━━━ Passage shown ━━━

German sociologist Max Weber first conceptualized the term life chances in his work on social stratification. Contrary to Karl Marx’s theory of capitalist exploitation, in which social inequality was based on access to the means of production, Weber’s theory of stratification involved three interrelated components: social class, status group, and political affiliation. In sharp distinction to Marx’s notion of working-class struggle as a process of universal emancipation, Weber argued that membership in a social class did not necessarily constitute membership in a community with common interests and experiences. Status groups, in his estimation, operated more like communities of people who shared a similar level of prestige, patterns of consumption, and lifestyle.

Weber’s concept of lifestyle involved two major components: (1) life choices, or self-determined behavior, and (2) life chances, which involved structural probabilities, opportunities, and likelihoods. For Weber, these factors operated dialectically in the development of one’s life course, involving degrees of freedom and self-direction as well as structural constraints. The term life chances refers to the probability of establishing a certain life course, given an individual’s position in the social hierarchy. In this respect, the concept points to the relationship between status and class situation and their impact on one’s vitality. It also refers to how people in similar class and status situations experience common advantages and disadvantages in the pursuit of a favorable quality of life and satisfaction of their needs.

━━━ Records shown ━━━

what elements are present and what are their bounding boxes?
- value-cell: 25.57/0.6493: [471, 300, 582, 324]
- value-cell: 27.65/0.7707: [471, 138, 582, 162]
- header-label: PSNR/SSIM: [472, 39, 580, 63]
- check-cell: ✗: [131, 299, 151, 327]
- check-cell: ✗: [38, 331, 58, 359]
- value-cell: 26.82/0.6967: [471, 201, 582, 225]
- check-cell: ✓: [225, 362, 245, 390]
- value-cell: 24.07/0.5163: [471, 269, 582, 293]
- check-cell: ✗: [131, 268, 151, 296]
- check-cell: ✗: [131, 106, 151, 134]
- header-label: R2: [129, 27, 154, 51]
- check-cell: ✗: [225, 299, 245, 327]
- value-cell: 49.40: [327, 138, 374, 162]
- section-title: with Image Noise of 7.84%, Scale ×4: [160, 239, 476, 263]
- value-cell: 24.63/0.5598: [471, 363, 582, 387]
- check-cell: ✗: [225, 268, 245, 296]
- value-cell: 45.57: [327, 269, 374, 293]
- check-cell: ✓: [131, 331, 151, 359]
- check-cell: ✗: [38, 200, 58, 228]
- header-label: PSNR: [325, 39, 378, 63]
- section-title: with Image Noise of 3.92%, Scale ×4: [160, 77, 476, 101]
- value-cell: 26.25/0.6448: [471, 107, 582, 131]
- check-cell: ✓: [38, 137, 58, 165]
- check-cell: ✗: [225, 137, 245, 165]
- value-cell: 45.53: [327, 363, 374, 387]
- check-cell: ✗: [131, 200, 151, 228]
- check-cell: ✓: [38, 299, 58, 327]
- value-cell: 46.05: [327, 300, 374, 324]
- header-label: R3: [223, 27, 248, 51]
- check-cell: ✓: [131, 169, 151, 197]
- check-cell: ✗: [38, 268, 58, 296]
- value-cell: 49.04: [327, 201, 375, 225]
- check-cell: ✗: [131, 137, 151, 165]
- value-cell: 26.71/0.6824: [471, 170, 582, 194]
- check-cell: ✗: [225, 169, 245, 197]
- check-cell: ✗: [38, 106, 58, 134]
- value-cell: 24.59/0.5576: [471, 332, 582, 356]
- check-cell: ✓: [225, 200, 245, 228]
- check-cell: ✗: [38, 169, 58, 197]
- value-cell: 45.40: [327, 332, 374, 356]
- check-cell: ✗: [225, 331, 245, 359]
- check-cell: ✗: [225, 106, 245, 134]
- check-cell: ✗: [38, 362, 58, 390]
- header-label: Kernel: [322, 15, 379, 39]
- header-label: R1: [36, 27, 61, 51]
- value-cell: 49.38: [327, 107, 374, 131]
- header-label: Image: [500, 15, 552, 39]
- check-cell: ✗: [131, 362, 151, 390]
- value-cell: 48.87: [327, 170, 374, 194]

━━━

_Things to do:_
A - Duplicate everything in the passage on life chances from "German sociologist Max" down to "consumption, and lifestyle.".
B - In the passage on life chances, what was social inequality based on in Karl Marx's theory of capitalist exploitation?
C - List the three interrelated components of Weber's theory of stratification given in the passage on life chances.

_Outputs by task:_
A -
German sociologist Max Weber first conceptualized the term life chances in his work on social stratification. Contrary to Karl Marx’s theory of capitalist exploitation, in which social inequality was based on access to the means of production, Weber’s theory of stratification involved three interrelated components: social class, status group, and political affiliation. In sharp distinction to Marx’s notion of working-class struggle as a process of universal emancipation, Weber argued that membership in a social class did not necessarily constitute membership in a community with common interests and experiences. Status groups, in his estimation, operated more like communities of people who shared a similar level of prestige, patterns of consumption, and lifestyle.

B - Access to the means of production.

C -
Social class
Status group
Political affiliation